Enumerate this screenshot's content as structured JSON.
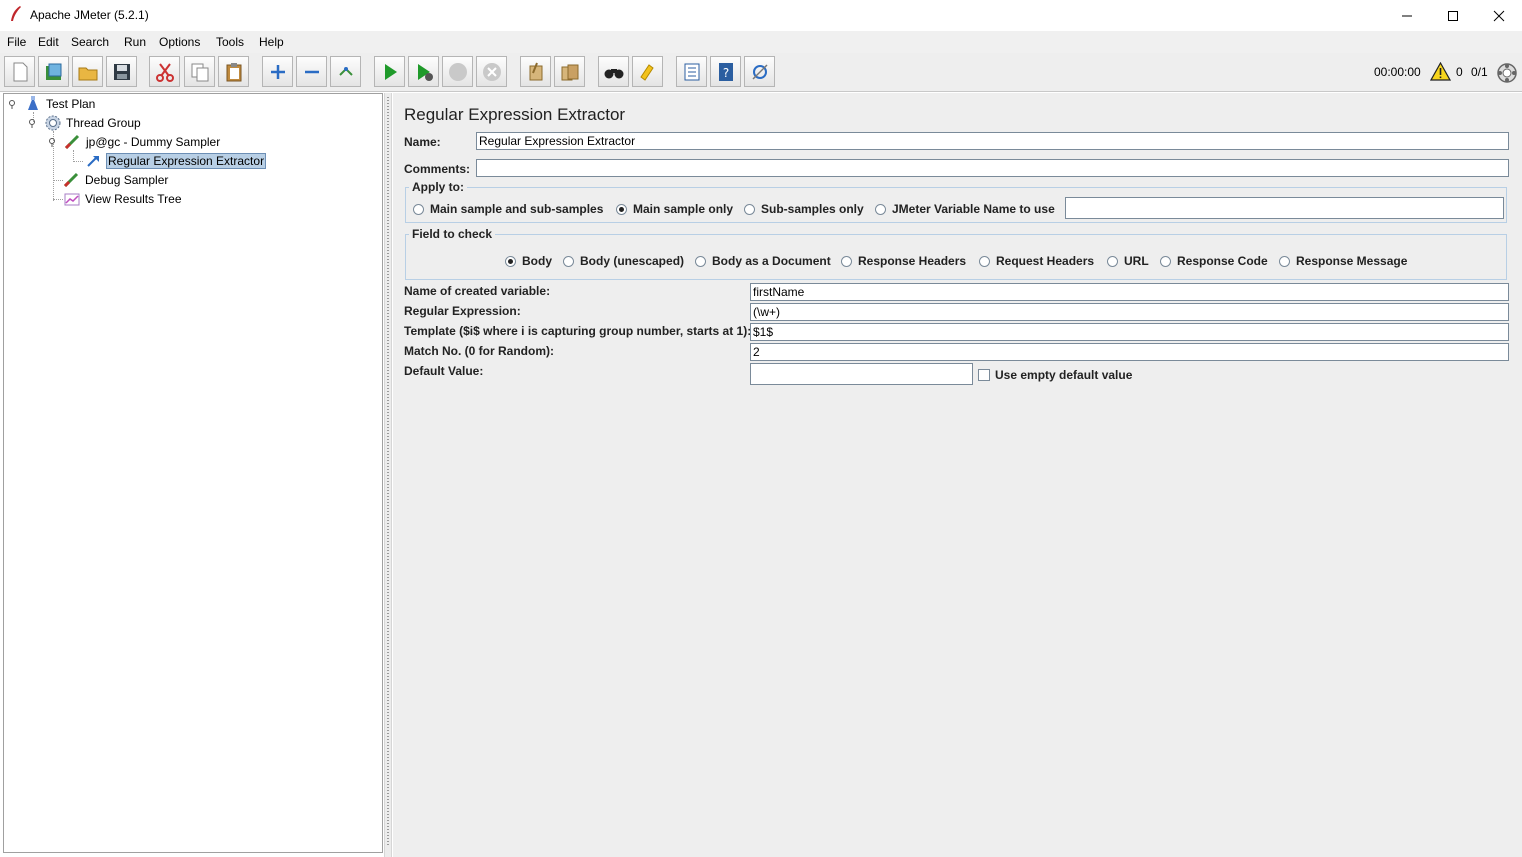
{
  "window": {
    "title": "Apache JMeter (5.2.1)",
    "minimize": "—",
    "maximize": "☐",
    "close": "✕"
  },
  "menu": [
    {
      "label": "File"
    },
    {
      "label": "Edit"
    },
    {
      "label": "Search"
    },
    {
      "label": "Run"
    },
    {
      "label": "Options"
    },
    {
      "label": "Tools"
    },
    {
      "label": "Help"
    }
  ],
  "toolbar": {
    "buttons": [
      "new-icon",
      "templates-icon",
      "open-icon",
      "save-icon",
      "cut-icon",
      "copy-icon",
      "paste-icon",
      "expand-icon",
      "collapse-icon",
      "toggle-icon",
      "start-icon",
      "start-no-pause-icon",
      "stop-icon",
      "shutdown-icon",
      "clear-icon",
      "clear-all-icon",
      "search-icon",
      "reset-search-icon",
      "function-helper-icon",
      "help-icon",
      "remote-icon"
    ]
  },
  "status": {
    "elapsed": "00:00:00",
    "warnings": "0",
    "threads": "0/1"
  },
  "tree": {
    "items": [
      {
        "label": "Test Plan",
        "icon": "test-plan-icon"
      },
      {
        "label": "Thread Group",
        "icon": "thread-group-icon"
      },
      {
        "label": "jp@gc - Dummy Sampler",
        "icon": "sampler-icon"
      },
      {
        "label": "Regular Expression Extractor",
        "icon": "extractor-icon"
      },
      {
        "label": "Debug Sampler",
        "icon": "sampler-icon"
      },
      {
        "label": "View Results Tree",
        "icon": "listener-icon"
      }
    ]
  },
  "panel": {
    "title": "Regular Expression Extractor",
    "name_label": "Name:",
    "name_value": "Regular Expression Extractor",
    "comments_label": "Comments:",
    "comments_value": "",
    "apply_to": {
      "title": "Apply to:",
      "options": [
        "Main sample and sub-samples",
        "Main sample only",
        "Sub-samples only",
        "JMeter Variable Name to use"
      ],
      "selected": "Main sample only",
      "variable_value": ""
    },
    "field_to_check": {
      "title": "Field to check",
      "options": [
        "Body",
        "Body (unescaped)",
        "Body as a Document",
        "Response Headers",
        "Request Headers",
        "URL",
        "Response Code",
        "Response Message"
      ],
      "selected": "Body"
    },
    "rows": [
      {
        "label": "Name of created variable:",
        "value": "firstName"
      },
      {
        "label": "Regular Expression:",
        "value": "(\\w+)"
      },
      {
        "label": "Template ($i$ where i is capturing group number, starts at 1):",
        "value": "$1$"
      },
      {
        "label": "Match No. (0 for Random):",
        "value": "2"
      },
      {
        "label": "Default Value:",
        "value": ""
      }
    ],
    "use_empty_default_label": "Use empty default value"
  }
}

_The request_.
Pictures don't belong in the copy. Transcribe every record exactly as it appears.

_Solution to the problem_.
Enumerate this screenshot's content as structured JSON.
{
  "window": {
    "title": "Apache JMeter (5.2.1)",
    "minimize": "—",
    "maximize": "☐",
    "close": "✕"
  },
  "menu": [
    {
      "label": "File"
    },
    {
      "label": "Edit"
    },
    {
      "label": "Search"
    },
    {
      "label": "Run"
    },
    {
      "label": "Options"
    },
    {
      "label": "Tools"
    },
    {
      "label": "Help"
    }
  ],
  "toolbar": {
    "buttons": [
      "new-icon",
      "templates-icon",
      "open-icon",
      "save-icon",
      "cut-icon",
      "copy-icon",
      "paste-icon",
      "expand-icon",
      "collapse-icon",
      "toggle-icon",
      "start-icon",
      "start-no-pause-icon",
      "stop-icon",
      "shutdown-icon",
      "clear-icon",
      "clear-all-icon",
      "search-icon",
      "reset-search-icon",
      "function-helper-icon",
      "help-icon",
      "remote-icon"
    ]
  },
  "status": {
    "elapsed": "00:00:00",
    "warnings": "0",
    "threads": "0/1"
  },
  "tree": {
    "items": [
      {
        "label": "Test Plan",
        "icon": "test-plan-icon"
      },
      {
        "label": "Thread Group",
        "icon": "thread-group-icon"
      },
      {
        "label": "jp@gc - Dummy Sampler",
        "icon": "sampler-icon"
      },
      {
        "label": "Regular Expression Extractor",
        "icon": "extractor-icon"
      },
      {
        "label": "Debug Sampler",
        "icon": "sampler-icon"
      },
      {
        "label": "View Results Tree",
        "icon": "listener-icon"
      }
    ]
  },
  "panel": {
    "title": "Regular Expression Extractor",
    "name_label": "Name:",
    "name_value": "Regular Expression Extractor",
    "comments_label": "Comments:",
    "comments_value": "",
    "apply_to": {
      "title": "Apply to:",
      "options": [
        "Main sample and sub-samples",
        "Main sample only",
        "Sub-samples only",
        "JMeter Variable Name to use"
      ],
      "selected": "Main sample only",
      "variable_value": ""
    },
    "field_to_check": {
      "title": "Field to check",
      "options": [
        "Body",
        "Body (unescaped)",
        "Body as a Document",
        "Response Headers",
        "Request Headers",
        "URL",
        "Response Code",
        "Response Message"
      ],
      "selected": "Body"
    },
    "rows": [
      {
        "label": "Name of created variable:",
        "value": "firstName"
      },
      {
        "label": "Regular Expression:",
        "value": "(\\w+)"
      },
      {
        "label": "Template ($i$ where i is capturing group number, starts at 1):",
        "value": "$1$"
      },
      {
        "label": "Match No. (0 for Random):",
        "value": "2"
      },
      {
        "label": "Default Value:",
        "value": ""
      }
    ],
    "use_empty_default_label": "Use empty default value"
  }
}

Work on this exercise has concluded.